* Objective *
In the notebook code below, rewrite the block that begins "spark = (ps.sql.SparkSession.builder" as a short bulleted list of what it sets up.

In [80]:
import pandas as pd
import timeit
import boto3
import os
import pyspark as ps
import pyspark.sql.functions as f
import pyspark.sql.types as sparktypes
from pyspark.sql.functions import udf, col

In [45]:
SCRIPT_DIRECTORY = os.path.realpath("")
HOME_DIR = os.path.split(SCRIPT_DIRECTORY)[0]
DATA_DIR = os.path.join(HOME_DIR, "data")
print(SCRIPT_DIRECTORY)

/home/jovyan/work/dsi/capstones/icapstone/notebooks


In [60]:
spark = (ps.sql.SparkSession.builder 
    .master("local[*]") 
    .appName("country-pipeline")
    .getOrCreate()
    )
sc = spark.sparkContext
sc.setLogLevel("WARN")

In [71]:
fname = 'SharedResponsesSurvey.csv'
path = f'{DATA_DIR}/{fname}'
responses = spark.read.csv(path, header=True)
responses = responses.select(["UserID", "UserCountry3", "Saved", "Intervention", "CrossingSignal",\
    "PedPed", "ScenarioType", "AttributeLevel", "Review_age","Review_education", \
    "Review_gender", "Review_income", "Review_political" ,"Review_religious"])

In [49]:
fname = 'country_cluster_map.csv'
path = f'{DATA_DIR}/{fname}'
s3_client.download_file('paxton-dsi-capstone-i',\
                        fname,\
                        path)

* Supplied material *
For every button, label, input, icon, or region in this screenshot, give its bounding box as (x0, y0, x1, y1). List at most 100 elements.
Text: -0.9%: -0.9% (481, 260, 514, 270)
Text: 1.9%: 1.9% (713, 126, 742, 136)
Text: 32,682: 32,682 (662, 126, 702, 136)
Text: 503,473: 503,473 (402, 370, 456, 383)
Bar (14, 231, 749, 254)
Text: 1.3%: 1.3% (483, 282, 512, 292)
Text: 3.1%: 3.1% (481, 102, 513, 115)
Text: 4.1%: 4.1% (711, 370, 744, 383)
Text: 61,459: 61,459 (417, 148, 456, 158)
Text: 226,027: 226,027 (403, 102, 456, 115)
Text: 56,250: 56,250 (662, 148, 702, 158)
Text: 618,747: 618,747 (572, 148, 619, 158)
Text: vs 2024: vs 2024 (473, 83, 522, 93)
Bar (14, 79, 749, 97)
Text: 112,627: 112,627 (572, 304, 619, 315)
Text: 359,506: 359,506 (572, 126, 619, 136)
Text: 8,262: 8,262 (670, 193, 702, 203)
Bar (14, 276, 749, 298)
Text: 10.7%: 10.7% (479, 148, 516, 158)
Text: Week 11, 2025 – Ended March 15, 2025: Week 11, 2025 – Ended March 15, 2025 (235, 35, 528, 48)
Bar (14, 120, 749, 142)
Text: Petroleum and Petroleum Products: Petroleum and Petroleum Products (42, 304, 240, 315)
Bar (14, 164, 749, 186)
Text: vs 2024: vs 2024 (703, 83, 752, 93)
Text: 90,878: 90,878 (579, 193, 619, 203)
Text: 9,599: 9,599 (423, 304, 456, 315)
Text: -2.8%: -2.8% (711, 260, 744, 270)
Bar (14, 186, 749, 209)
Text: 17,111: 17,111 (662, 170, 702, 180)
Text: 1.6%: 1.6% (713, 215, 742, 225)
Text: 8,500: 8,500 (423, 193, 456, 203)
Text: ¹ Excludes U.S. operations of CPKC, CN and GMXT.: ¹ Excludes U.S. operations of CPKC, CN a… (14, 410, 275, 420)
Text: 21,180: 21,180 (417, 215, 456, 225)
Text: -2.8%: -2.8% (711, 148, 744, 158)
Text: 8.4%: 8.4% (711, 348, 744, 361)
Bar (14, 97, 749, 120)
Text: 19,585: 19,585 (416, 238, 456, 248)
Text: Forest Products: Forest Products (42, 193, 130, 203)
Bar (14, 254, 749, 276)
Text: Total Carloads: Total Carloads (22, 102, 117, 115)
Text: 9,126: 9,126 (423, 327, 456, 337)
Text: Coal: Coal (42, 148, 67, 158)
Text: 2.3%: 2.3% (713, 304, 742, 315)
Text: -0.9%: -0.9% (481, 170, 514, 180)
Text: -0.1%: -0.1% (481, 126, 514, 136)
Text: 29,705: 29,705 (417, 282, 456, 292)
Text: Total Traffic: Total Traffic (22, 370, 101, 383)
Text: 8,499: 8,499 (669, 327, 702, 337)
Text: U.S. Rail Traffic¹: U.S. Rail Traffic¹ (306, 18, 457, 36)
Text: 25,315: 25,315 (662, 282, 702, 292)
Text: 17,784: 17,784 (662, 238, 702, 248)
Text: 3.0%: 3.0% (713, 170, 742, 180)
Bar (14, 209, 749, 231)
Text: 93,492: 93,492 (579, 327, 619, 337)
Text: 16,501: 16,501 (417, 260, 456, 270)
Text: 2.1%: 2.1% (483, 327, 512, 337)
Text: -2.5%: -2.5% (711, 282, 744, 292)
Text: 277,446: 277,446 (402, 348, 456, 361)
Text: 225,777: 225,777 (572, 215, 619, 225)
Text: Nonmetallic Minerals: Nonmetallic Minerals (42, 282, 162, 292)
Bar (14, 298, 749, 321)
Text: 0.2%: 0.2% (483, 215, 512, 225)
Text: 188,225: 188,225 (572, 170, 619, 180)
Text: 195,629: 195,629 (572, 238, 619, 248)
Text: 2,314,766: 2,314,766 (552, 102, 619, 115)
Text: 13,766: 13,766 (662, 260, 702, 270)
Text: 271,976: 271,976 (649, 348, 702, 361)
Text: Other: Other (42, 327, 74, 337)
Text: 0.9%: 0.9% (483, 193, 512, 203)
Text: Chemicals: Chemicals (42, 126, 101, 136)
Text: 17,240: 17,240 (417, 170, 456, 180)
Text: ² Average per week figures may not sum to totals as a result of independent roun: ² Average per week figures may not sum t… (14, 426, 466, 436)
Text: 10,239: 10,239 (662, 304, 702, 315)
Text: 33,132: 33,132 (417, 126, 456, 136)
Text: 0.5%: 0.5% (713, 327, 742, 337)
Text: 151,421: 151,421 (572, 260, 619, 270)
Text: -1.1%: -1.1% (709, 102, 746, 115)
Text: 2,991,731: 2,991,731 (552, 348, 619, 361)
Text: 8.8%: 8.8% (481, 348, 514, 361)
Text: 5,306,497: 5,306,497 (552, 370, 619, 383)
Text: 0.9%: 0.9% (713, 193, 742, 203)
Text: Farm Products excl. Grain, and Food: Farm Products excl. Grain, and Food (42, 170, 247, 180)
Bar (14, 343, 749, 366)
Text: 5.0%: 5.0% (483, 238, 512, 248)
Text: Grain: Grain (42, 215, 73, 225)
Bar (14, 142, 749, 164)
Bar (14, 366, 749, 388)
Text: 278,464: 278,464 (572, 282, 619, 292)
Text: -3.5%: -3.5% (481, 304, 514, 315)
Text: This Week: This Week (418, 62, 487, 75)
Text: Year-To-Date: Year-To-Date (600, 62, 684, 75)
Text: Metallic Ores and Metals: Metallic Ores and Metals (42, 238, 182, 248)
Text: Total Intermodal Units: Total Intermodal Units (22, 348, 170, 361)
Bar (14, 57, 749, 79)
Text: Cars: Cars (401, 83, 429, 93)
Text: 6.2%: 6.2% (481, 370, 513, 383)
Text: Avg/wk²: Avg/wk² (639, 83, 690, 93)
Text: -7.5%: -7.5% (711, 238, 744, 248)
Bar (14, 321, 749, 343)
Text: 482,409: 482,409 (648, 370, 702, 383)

* Response below *
- Builds a Spark session that runs locally on all available cores ("local[*]")
- Names the application "country-pipeline"
- Gets the existing session or creates a new one
- Stores the session's Spark context in `sc`
- Sets the log level to "WARN"